* Task to carry out: Your task is to tally the lines of the listing containing the word "title" and report the figure alone.

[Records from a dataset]

---*---

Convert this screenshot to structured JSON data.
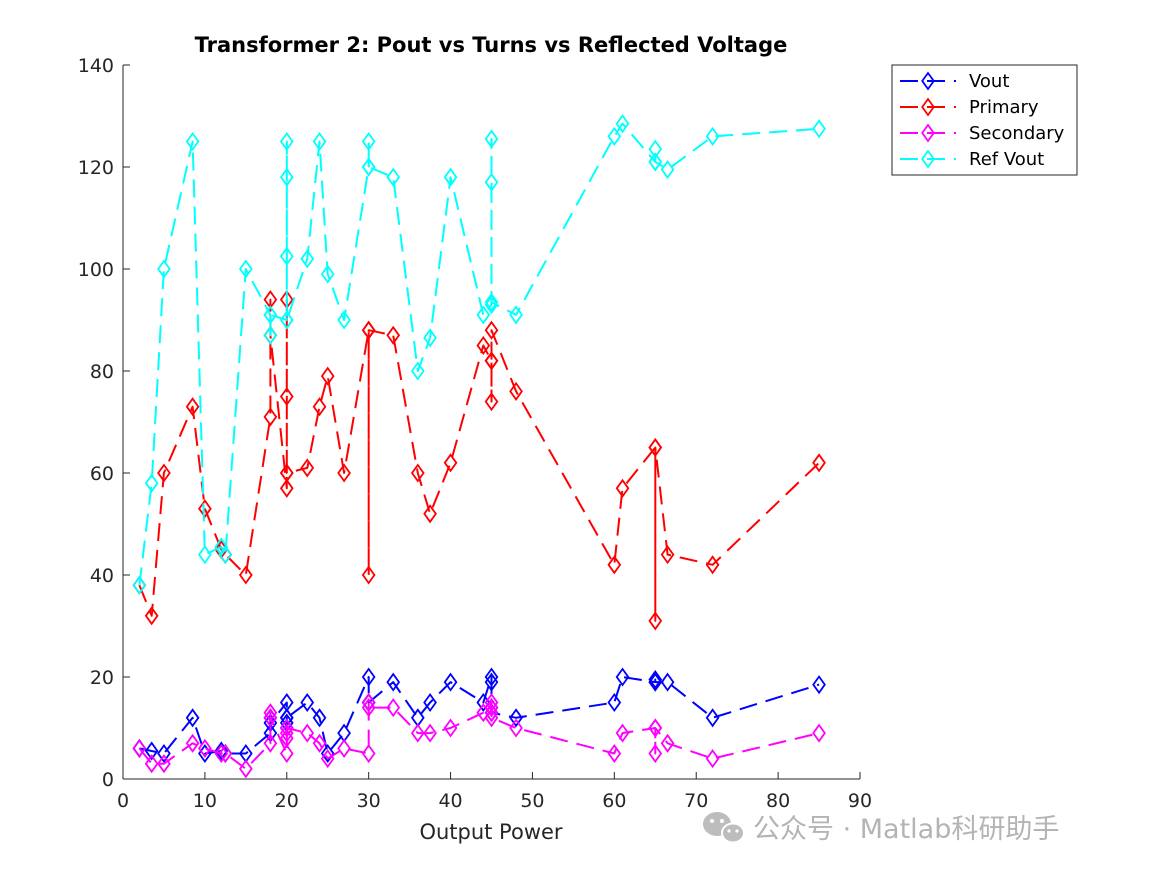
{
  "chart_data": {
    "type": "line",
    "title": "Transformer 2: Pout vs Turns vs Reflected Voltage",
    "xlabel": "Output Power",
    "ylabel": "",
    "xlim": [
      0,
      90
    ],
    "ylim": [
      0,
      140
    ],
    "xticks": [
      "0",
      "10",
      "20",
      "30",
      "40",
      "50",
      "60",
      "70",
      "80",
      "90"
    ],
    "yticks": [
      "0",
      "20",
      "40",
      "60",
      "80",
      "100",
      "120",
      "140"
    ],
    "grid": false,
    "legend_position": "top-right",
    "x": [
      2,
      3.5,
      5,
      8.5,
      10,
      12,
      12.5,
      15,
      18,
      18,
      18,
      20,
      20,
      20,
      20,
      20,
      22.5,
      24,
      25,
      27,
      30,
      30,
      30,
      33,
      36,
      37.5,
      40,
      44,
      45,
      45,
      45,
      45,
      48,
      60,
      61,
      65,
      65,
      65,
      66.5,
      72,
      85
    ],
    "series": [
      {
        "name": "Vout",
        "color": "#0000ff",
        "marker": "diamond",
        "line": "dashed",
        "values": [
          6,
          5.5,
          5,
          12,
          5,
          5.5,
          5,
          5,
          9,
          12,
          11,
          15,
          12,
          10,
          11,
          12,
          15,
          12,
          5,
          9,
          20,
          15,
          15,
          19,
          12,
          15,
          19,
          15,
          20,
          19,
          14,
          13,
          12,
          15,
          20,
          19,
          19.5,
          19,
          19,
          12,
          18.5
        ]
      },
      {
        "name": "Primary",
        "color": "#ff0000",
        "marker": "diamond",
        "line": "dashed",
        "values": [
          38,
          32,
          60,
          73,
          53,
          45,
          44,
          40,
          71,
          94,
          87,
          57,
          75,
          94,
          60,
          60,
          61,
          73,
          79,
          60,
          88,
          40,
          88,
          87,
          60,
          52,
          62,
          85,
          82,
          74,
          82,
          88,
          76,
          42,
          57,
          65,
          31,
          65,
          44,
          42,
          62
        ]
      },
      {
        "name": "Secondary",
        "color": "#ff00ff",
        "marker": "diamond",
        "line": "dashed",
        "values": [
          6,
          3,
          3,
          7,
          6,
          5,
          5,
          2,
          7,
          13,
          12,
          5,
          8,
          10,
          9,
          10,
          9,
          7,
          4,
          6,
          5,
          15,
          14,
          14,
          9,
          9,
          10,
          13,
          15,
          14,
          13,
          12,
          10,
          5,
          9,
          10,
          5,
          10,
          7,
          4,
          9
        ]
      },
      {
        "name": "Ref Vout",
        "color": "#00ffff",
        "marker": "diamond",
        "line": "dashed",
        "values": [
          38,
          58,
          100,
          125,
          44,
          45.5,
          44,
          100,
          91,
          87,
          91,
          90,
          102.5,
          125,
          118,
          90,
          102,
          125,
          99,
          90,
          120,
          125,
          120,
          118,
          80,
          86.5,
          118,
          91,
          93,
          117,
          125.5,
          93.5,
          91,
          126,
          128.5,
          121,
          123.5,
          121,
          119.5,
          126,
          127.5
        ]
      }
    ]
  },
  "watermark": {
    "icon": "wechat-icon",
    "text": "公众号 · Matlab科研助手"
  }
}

---*---

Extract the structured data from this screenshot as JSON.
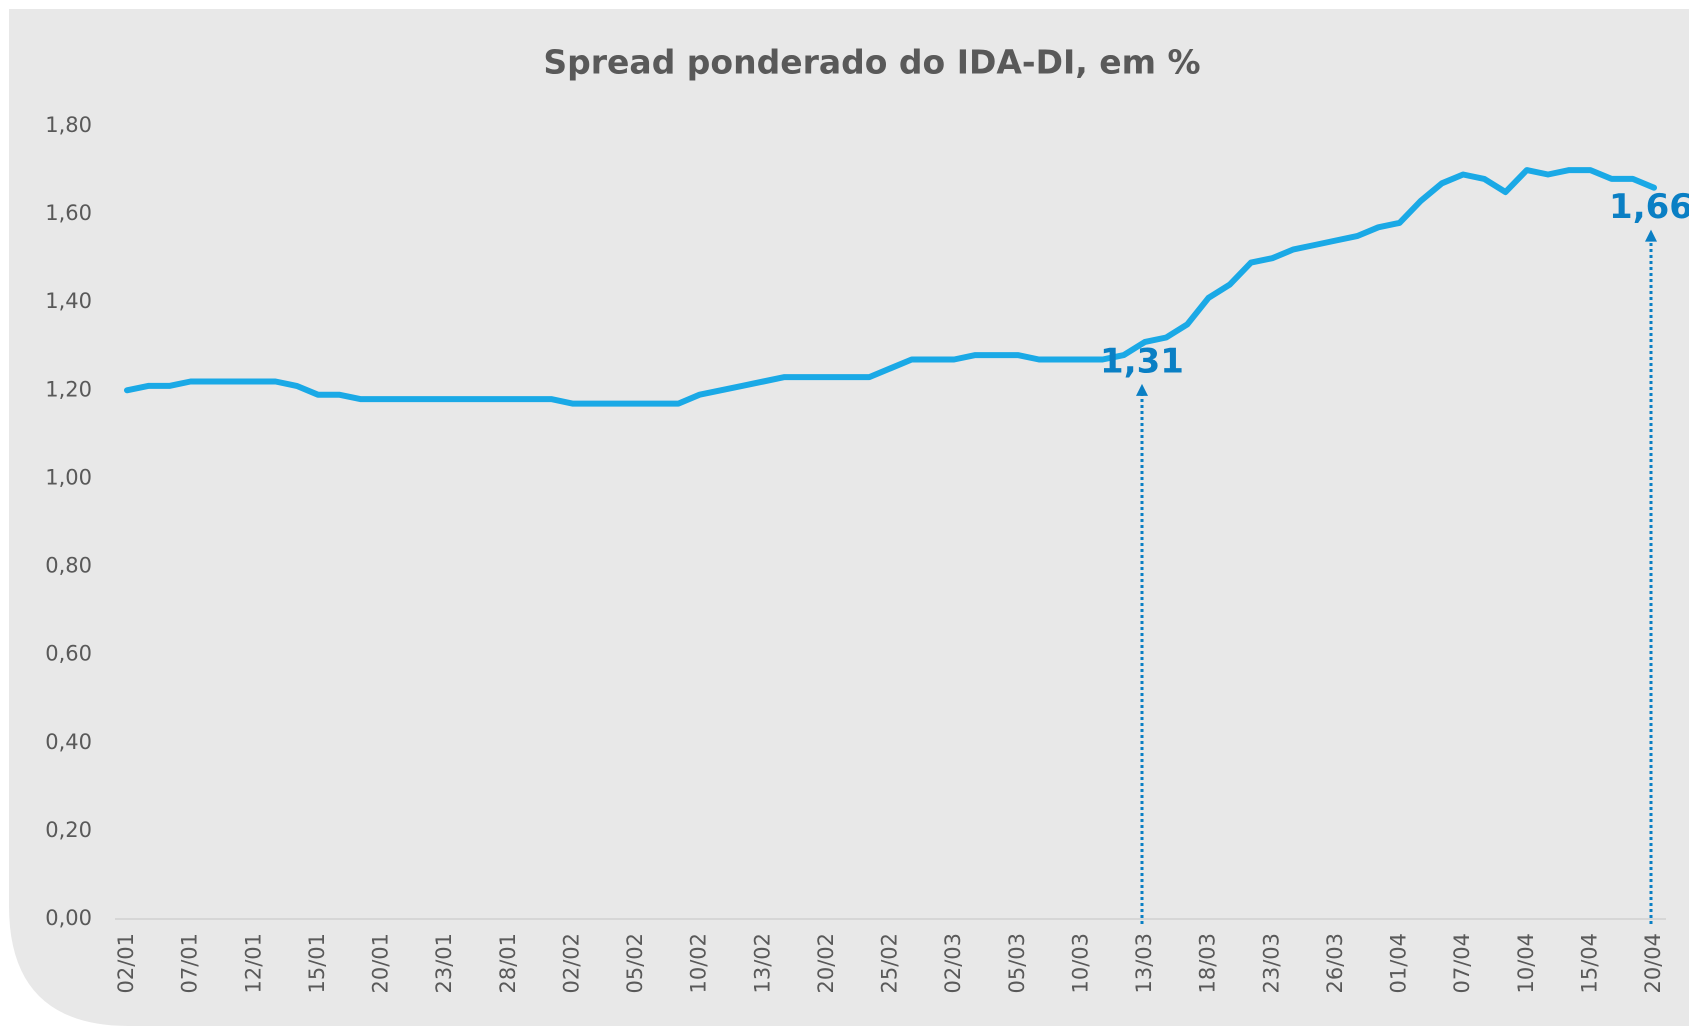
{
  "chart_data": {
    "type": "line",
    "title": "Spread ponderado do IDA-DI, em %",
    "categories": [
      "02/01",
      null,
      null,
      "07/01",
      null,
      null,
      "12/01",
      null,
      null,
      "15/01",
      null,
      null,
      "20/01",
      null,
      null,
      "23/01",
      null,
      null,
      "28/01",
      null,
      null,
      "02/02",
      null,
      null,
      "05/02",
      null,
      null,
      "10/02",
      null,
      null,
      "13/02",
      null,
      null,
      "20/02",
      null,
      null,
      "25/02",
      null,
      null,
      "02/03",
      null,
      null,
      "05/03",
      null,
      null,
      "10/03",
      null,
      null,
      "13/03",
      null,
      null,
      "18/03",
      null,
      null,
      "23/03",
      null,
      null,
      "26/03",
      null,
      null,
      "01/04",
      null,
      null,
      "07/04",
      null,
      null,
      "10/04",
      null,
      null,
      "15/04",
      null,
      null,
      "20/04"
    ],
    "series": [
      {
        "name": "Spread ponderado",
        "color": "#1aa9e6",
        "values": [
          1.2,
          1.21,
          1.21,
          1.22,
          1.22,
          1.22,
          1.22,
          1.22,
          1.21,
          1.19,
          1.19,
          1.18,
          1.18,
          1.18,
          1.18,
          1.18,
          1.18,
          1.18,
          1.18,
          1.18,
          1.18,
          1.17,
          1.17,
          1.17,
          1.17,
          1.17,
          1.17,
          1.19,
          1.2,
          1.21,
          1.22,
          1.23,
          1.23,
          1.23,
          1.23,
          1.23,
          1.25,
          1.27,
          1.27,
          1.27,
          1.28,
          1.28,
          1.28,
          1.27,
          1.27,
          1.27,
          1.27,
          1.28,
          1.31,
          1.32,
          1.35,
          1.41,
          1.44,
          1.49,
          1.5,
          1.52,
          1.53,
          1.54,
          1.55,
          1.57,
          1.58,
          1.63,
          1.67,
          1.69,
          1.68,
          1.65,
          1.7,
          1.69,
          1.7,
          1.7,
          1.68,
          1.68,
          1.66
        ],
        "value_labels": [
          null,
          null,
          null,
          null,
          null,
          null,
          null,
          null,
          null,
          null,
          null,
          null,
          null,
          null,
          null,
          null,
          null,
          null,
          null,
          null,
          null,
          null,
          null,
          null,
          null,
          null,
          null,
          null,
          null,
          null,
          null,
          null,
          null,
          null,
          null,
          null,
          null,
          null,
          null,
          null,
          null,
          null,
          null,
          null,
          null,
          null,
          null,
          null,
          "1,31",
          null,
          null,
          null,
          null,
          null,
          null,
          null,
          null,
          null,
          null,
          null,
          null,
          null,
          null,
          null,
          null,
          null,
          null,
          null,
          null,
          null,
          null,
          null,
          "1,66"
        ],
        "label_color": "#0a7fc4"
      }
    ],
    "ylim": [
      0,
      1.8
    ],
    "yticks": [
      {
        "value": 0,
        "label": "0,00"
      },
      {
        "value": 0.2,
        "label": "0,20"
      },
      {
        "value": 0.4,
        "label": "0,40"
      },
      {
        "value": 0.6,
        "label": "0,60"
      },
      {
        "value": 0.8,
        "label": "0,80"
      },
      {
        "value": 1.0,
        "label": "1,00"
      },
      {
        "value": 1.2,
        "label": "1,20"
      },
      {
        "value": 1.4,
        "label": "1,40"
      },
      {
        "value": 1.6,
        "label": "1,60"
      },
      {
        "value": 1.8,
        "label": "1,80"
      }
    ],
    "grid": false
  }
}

---*---

* Expected output: 2